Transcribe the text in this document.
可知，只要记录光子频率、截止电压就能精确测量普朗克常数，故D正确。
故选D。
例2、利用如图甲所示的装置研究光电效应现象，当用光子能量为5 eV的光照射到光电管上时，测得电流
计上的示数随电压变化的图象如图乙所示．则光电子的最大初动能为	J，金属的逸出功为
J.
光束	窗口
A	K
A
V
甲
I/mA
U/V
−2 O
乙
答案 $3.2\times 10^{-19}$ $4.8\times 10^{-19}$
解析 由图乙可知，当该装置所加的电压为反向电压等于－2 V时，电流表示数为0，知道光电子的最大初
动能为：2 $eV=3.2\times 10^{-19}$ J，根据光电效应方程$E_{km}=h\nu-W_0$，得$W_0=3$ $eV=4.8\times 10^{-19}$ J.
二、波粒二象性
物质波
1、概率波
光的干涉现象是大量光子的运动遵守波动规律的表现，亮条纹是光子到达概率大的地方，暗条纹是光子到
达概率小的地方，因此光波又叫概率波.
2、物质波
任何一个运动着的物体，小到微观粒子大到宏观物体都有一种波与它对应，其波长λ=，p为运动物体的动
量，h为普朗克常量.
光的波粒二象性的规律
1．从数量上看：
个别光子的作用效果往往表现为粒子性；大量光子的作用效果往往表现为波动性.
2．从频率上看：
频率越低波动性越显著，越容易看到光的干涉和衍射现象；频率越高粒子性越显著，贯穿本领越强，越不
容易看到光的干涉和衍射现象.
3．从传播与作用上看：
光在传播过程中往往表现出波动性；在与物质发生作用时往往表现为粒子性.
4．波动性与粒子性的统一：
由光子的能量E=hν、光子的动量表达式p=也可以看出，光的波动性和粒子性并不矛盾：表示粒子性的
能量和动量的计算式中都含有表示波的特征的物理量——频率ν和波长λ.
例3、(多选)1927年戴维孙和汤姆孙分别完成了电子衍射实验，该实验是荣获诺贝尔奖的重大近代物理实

———

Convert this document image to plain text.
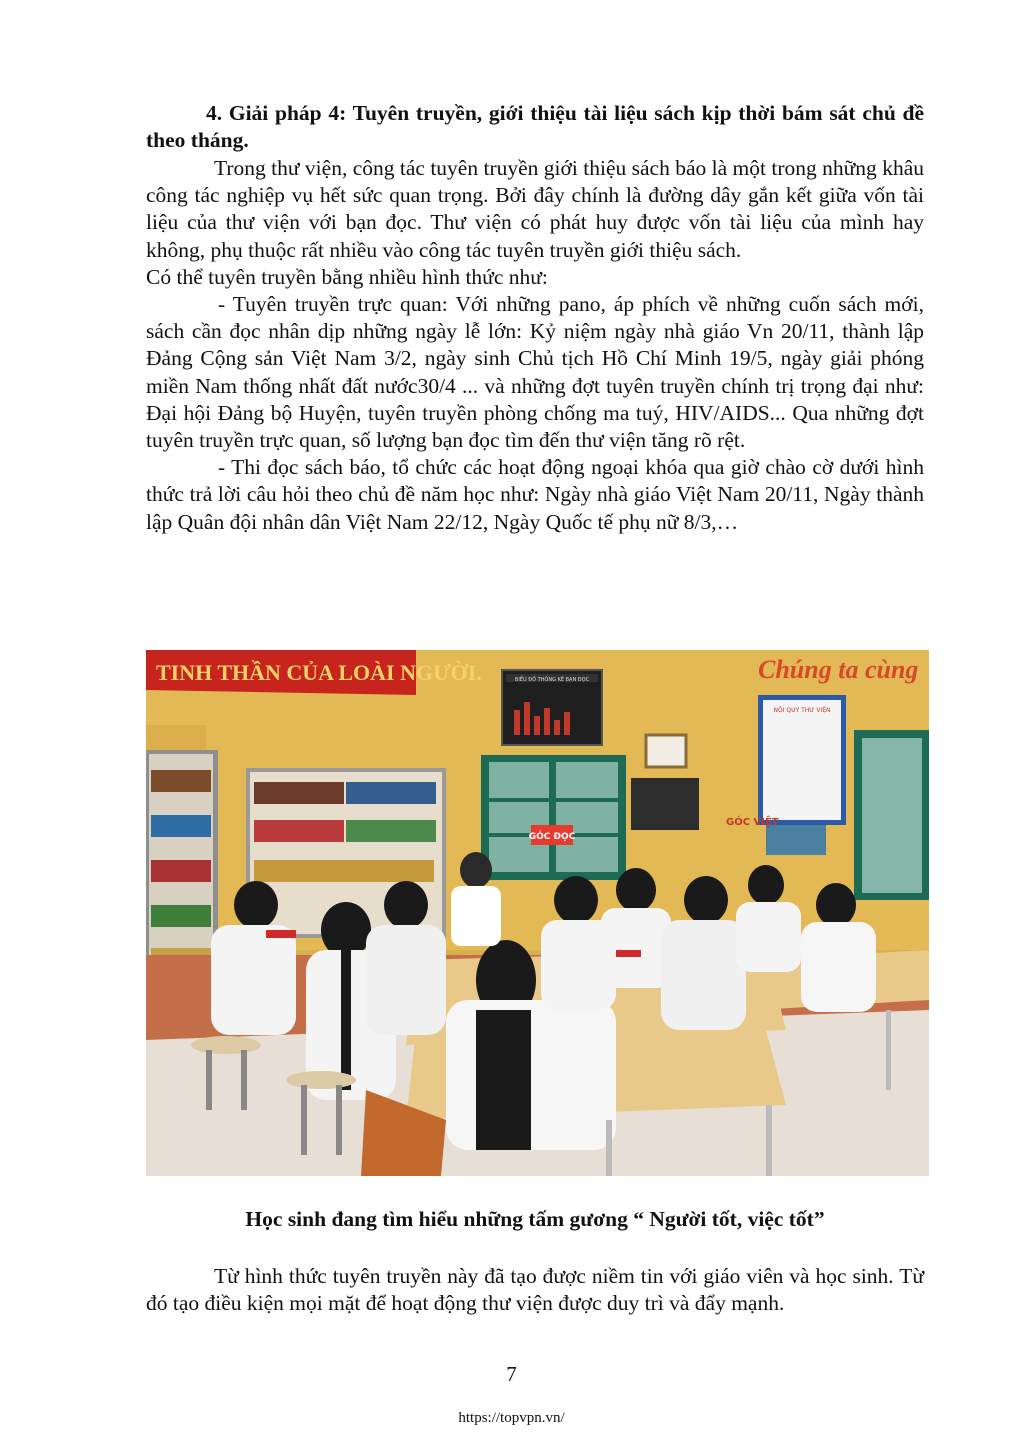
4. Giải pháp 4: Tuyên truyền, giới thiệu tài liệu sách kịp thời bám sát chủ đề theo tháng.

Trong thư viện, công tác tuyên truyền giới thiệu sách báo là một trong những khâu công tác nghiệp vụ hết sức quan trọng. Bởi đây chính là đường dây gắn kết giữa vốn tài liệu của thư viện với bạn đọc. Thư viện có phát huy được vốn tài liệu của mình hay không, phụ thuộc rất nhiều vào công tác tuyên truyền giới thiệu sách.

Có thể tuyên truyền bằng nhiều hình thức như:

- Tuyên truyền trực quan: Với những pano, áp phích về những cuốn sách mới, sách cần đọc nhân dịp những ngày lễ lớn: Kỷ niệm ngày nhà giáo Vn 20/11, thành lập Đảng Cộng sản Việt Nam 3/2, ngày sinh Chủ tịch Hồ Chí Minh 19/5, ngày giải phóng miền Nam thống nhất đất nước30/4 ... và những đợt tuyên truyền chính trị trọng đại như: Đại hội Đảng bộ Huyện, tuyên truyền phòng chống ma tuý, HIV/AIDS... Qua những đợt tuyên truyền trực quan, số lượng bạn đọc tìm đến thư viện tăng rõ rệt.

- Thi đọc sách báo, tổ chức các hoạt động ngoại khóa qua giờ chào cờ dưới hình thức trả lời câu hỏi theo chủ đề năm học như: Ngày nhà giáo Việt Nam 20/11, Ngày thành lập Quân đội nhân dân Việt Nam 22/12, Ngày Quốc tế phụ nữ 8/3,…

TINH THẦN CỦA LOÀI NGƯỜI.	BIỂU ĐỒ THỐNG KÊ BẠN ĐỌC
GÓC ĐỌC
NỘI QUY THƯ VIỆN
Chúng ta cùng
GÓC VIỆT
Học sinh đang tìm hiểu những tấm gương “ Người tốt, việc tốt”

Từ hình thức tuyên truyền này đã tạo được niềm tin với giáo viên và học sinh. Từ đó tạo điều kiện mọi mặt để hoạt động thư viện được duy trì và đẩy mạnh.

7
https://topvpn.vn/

———

● Aim of the task:
Check every line of the data, and copy the ones that contain "liệu".

● Task answer:
4. Giải pháp 4: Tuyên truyền, giới thiệu tài liệu sách kịp thời bám sát chủ đề theo tháng.
Trong thư viện, công tác tuyên truyền giới thiệu sách báo là một trong những khâu công tác nghiệp vụ hết sức quan trọng. Bởi đây chính là đường dây gắn kết giữa vốn tài liệu của thư viện với bạn đọc. Thư viện có phát huy được vốn tài liệu của mình hay không, phụ thuộc rất nhiều vào công tác tuyên truyền giới thiệu sách.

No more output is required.